__Given data__:
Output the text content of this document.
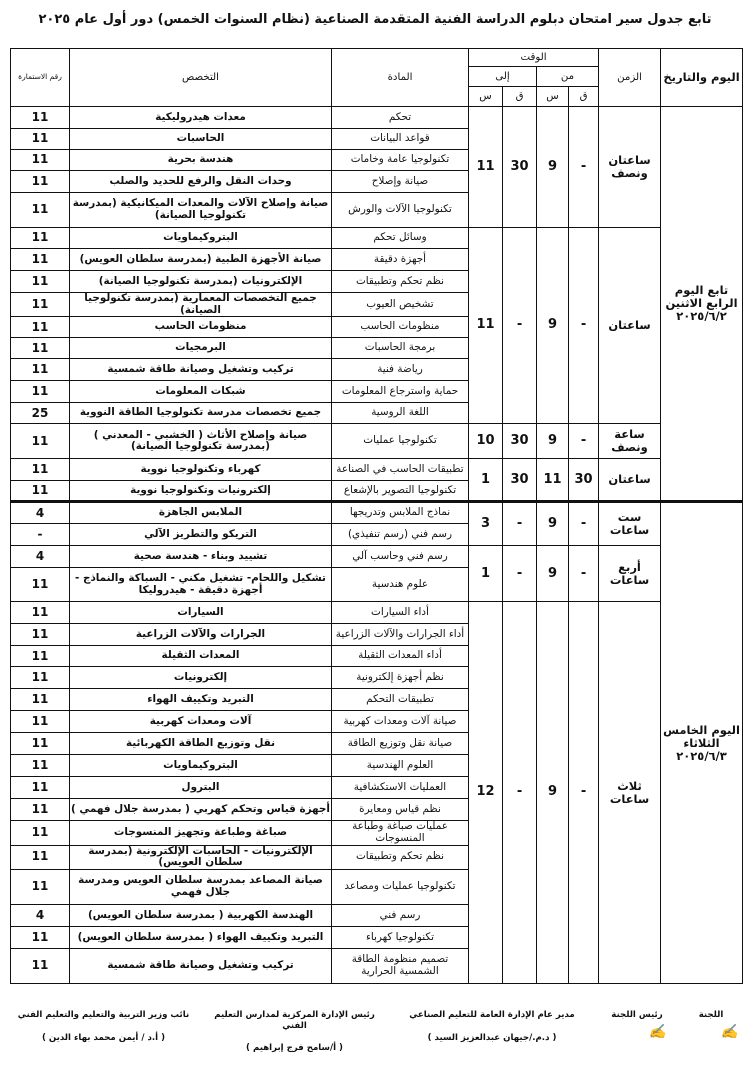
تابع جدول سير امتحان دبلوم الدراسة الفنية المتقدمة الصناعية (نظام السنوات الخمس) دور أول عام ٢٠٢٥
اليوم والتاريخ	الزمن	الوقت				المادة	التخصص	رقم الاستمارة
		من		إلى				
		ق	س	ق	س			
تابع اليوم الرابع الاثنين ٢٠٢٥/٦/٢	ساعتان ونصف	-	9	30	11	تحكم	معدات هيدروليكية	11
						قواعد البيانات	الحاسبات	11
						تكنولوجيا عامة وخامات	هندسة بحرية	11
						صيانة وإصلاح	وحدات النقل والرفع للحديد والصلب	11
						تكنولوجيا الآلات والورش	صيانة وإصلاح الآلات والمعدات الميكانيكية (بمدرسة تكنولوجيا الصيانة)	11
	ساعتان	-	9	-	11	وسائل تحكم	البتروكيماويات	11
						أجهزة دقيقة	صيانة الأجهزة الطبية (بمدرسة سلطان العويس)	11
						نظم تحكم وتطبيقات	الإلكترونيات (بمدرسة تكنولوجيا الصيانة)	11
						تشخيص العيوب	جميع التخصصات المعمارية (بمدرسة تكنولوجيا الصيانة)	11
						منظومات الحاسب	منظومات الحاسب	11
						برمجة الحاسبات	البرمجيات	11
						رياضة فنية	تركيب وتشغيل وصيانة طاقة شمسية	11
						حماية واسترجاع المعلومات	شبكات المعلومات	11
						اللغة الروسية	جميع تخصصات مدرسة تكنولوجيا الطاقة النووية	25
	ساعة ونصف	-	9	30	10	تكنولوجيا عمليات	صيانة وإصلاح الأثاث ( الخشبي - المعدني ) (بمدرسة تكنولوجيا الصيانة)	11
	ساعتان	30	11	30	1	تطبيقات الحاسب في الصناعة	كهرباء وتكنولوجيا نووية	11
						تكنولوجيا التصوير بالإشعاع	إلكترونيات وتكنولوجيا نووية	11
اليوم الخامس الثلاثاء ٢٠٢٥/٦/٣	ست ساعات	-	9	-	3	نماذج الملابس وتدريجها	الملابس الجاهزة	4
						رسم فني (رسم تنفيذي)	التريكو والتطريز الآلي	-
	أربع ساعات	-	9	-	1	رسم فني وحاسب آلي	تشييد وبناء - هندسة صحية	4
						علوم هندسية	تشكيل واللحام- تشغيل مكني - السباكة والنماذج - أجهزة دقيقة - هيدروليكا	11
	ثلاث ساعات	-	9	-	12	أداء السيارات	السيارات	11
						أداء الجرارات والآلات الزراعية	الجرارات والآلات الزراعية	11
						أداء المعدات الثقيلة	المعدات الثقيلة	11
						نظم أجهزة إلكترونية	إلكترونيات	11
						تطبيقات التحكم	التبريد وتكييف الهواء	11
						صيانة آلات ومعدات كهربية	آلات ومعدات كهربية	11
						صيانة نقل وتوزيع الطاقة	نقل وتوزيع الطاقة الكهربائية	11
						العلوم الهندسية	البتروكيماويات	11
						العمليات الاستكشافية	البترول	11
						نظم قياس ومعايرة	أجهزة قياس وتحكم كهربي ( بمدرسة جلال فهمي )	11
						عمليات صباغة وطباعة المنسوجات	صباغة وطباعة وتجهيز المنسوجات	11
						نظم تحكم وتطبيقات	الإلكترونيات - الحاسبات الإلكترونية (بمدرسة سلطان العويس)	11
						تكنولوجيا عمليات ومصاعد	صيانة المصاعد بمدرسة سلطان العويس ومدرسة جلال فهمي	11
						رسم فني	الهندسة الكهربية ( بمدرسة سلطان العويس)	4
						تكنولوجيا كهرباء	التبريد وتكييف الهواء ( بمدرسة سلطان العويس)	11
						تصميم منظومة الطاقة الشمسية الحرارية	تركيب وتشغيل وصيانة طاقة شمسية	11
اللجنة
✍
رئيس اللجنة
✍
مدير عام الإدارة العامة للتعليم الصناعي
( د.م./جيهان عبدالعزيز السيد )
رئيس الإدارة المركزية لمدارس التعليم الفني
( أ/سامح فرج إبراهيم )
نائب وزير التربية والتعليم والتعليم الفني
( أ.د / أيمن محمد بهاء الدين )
---
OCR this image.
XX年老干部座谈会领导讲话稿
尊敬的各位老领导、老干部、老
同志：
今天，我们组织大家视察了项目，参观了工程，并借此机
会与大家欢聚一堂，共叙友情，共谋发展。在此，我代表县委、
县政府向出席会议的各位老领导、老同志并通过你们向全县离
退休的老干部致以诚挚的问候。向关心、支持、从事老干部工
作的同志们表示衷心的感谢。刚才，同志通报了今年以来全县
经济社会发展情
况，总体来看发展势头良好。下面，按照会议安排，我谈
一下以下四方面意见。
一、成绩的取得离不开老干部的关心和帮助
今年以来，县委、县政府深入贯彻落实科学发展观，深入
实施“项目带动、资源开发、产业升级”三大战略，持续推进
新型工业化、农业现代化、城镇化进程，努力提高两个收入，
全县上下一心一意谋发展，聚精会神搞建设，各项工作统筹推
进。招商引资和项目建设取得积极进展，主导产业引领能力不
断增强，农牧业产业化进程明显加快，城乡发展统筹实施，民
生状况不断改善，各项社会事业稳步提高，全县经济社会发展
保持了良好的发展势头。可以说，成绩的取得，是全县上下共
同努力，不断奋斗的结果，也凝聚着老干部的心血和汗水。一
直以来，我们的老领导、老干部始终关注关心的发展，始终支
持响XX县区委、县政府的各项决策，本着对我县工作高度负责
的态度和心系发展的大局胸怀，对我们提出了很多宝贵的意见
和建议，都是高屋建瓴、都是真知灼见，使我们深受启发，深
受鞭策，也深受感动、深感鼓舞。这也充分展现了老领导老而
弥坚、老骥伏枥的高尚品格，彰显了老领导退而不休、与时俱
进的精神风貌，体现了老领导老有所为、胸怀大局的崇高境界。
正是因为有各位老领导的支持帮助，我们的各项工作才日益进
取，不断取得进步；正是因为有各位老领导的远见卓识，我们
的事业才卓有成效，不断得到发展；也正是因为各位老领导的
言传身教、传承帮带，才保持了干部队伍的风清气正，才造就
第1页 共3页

__Exercise brief__:
Write only the number of lines that include "وصيانة".

__Reply to the task__:
2